◆ EXERCISE BRIEF ◆
Gather every line below where "感觉像一场灾难" appears.

# Start of EXTRACTED ENTRIES

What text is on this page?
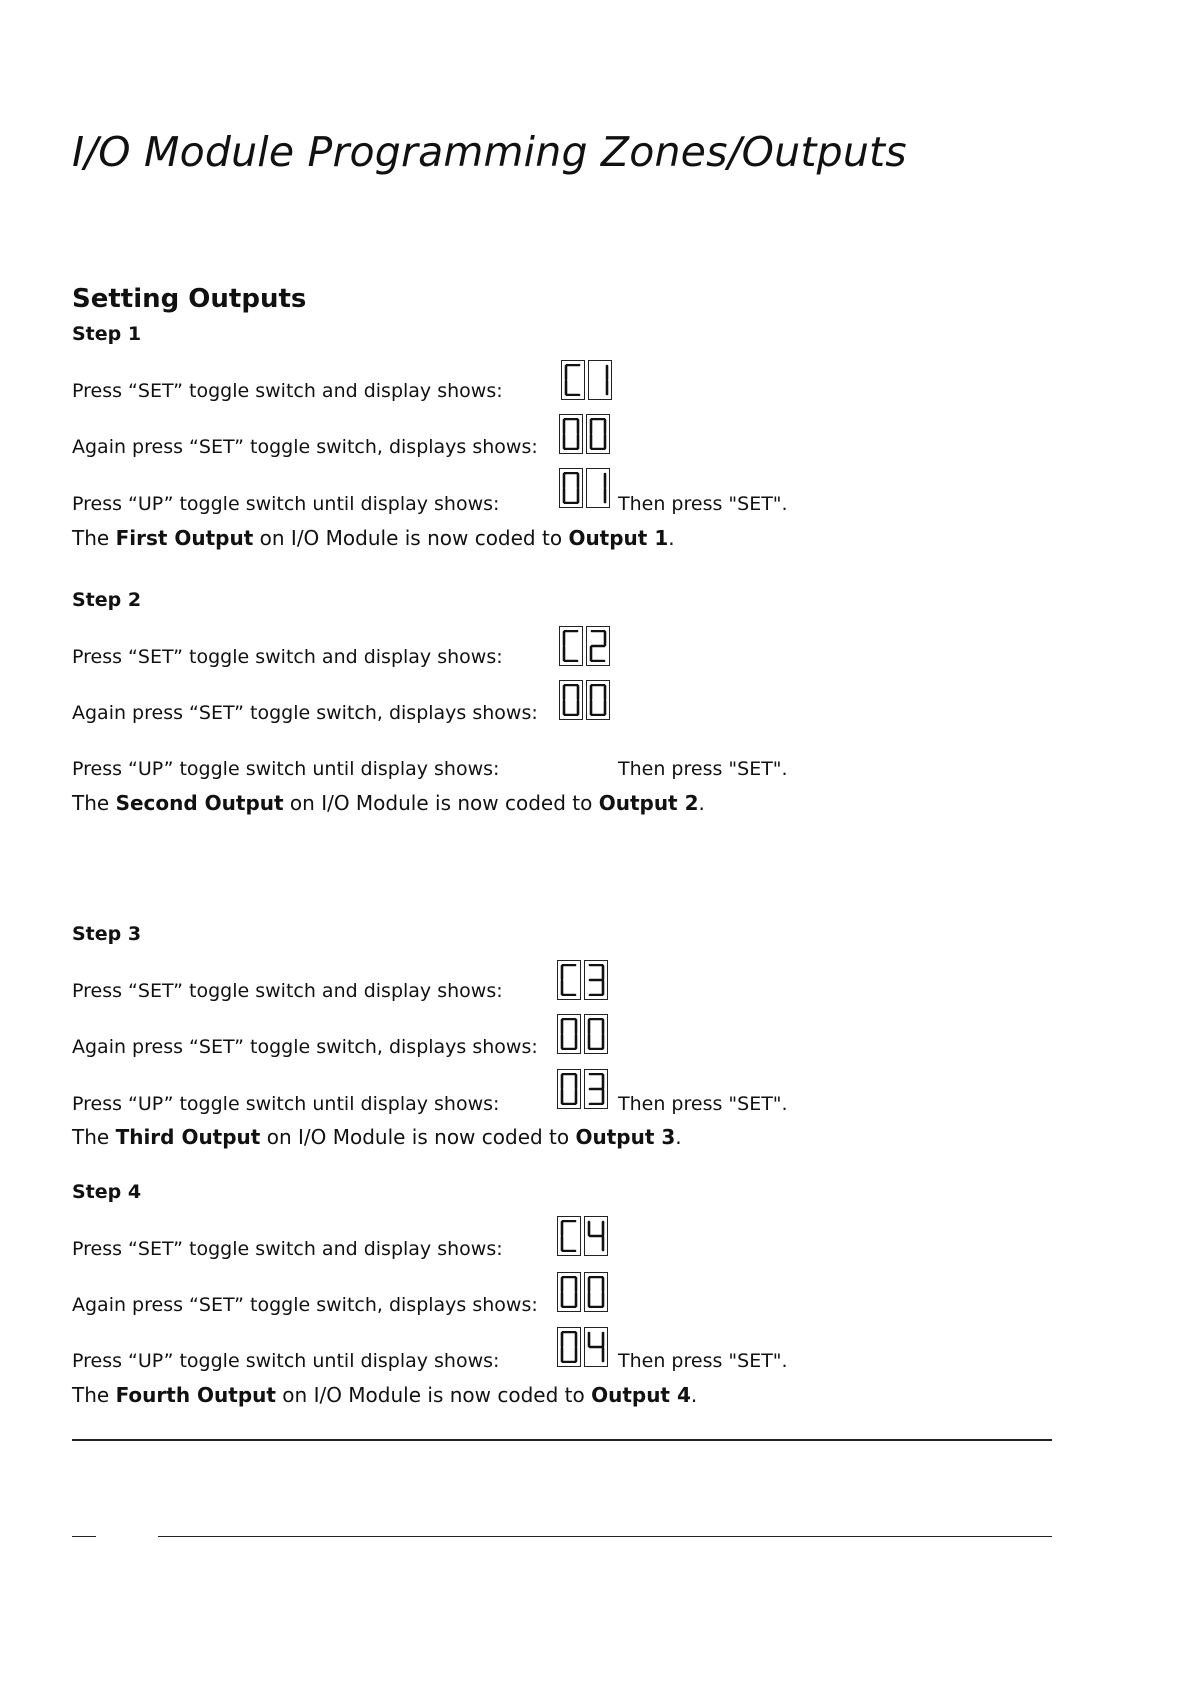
I/O Module Programming Zones/Outputs
Setting Outputs
Step 1
Press “SET” toggle switch and display shows:
Again press “SET” toggle switch, displays shows:
Press “UP” toggle switch until display shows:	Then press "SET".
The First Output on I/O Module is now coded to Output 1.
Step 2
Press “SET” toggle switch and display shows:
Again press “SET” toggle switch, displays shows:
Press “UP” toggle switch until display shows:	Then press "SET".
The Second Output on I/O Module is now coded to Output 2.
Step 3
Press “SET” toggle switch and display shows:
Again press “SET” toggle switch, displays shows:
Press “UP” toggle switch until display shows:	Then press "SET".
The Third Output on I/O Module is now coded to Output 3.
Step 4
Press “SET” toggle switch and display shows:
Again press “SET” toggle switch, displays shows:
Press “UP” toggle switch until display shows:	Then press "SET".
The Fourth Output on I/O Module is now coded to Output 4.
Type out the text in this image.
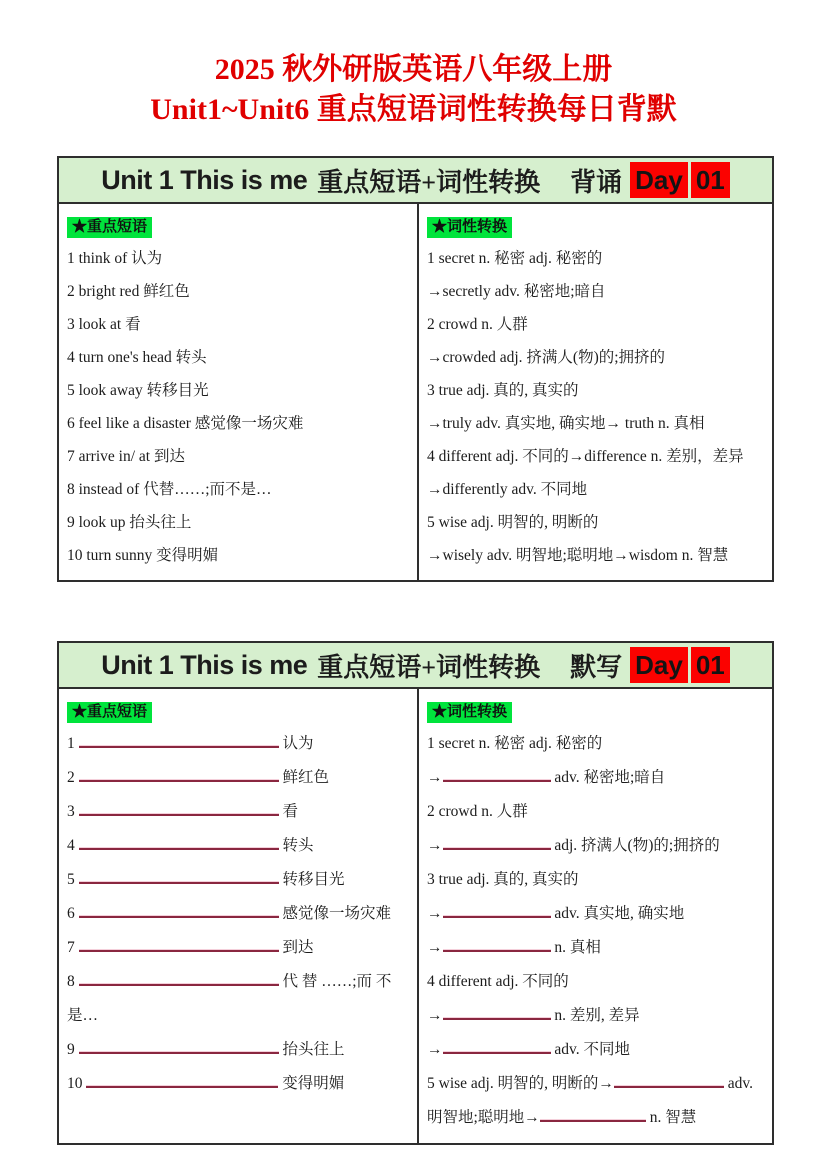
2025 秋外研版英语八年级上册
Unit1~Unit6 重点短语词性转换每日背默
Unit 1 This is me 重点短语+词性转换 背诵 Day 01
★重点短语
1 think of 认为
2 bright red 鲜红色
3 look at 看
4 turn one's head 转头
5 look away 转移目光
6 feel like a disaster 感觉像一场灾难
7 arrive in/ at 到达
8 instead of 代替……;而不是…
9 look up 抬头往上
10 turn sunny 变得明媚
★词性转换
1 secret n. 秘密 adj. 秘密的
→secretly adv. 秘密地;暗自
2 crowd n. 人群
→crowded adj. 挤满人(物)的;拥挤的
3 true adj. 真的, 真实的
→truly adv. 真实地, 确实地→ truth n. 真相
4 different adj. 不同的→difference n. 差别，差异
→differently adv. 不同地
5 wise adj. 明智的, 明断的
→wisely adv. 明智地;聪明地→wisdom n. 智慧
Unit 1 This is me 重点短语+词性转换 默写 Day 01
★重点短语
1	认为
2	鲜红色
3	看
4	转头
5	转移目光
6	感觉像一场灾难
7	到达
8	代 替 ……;而 不 是…
9	抬头往上
10	变得明媚
★词性转换
1 secret n. 秘密 adj. 秘密的
→	adv. 秘密地;暗自
2 crowd n. 人群
→	adj. 挤满人(物)的;拥挤的
3 true adj. 真的, 真实的
→	adv. 真实地, 确实地
→	n. 真相
4 different adj. 不同的
→	n. 差别, 差异
→	adv. 不同地
5 wise adj. 明智的, 明断的→	adv. 明智地;聪明地→	n. 智慧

# End of EXTRACTED ENTRIES

◆ EXERCISE OUTPUT ◆
6 feel like a disaster 感觉像一场灾难
6	感觉像一场灾难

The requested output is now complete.